- _REQUIRED TASK_:
Collect the lines of the entries where "alcaldía" shows up.

- _PROVIDED RECORDS_:
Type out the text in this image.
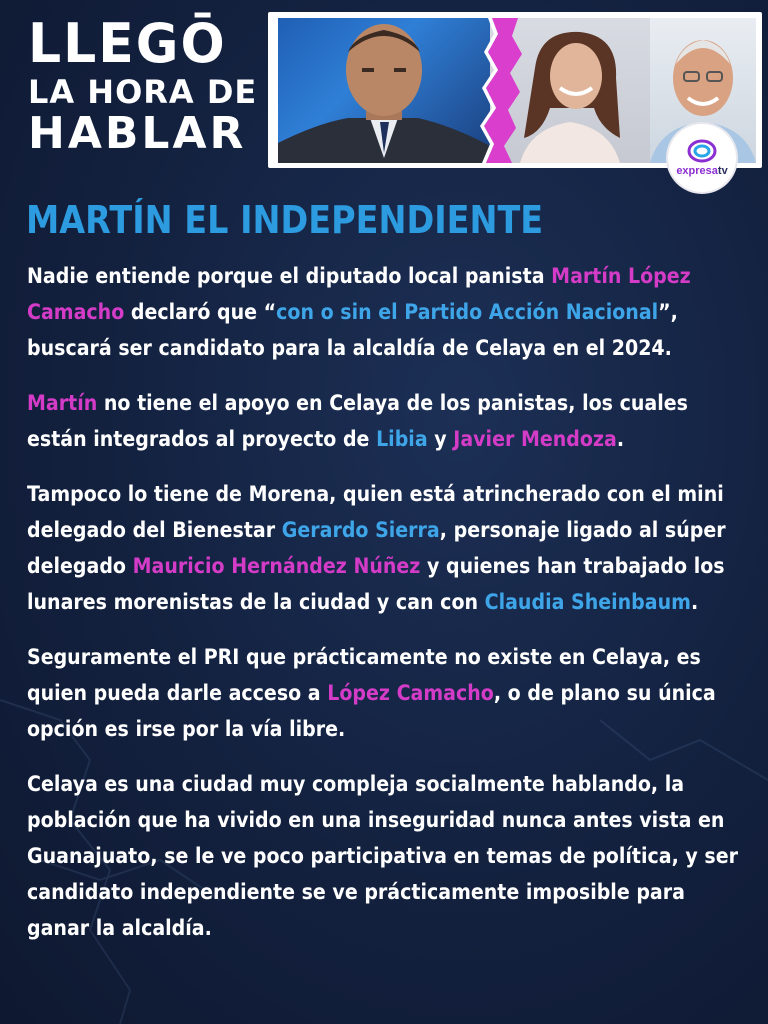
LLEGŌ
LA HORA DE
HABLAR
expresatv
MARTÍN EL INDEPENDIENTE

Nadie entiende porque el diputado local panista Martín López Camacho declaró que “con o sin el Partido Acción Nacional”, buscará ser candidato para la alcaldía de Celaya en el 2024.

Martín no tiene el apoyo en Celaya de los panistas, los cuales están integrados al proyecto de Libia y Javier Mendoza.

Tampoco lo tiene de Morena, quien está atrincherado con el mini delegado del Bienestar Gerardo Sierra, personaje ligado al súper delegado Mauricio Hernández Núñez y quienes han trabajado los lunares morenistas de la ciudad y can con Claudia Sheinbaum.

Seguramente el PRI que prácticamente no existe en Celaya, es quien pueda darle acceso a López Camacho, o de plano su única opción es irse por la vía libre.

Celaya es una ciudad muy compleja socialmente hablando, la población que ha vivido en una inseguridad nunca antes vista en Guanajuato, se le ve poco participativa en temas de política, y ser candidato independiente se ve prácticamente imposible para ganar la alcaldía.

- _EXPECTED ANSWER_:
Nadie entiende porque el diputado local panista Martín López Camacho declaró que “con o sin el Partido Acción Nacional”, buscará ser candidato para la alcaldía de Celaya en el 2024.
Celaya es una ciudad muy compleja socialmente hablando, la población que ha vivido en una inseguridad nunca antes vista en Guanajuato, se le ve poco participativa en temas de política, y ser candidato independiente se ve prácticamente imposible para ganar la alcaldía.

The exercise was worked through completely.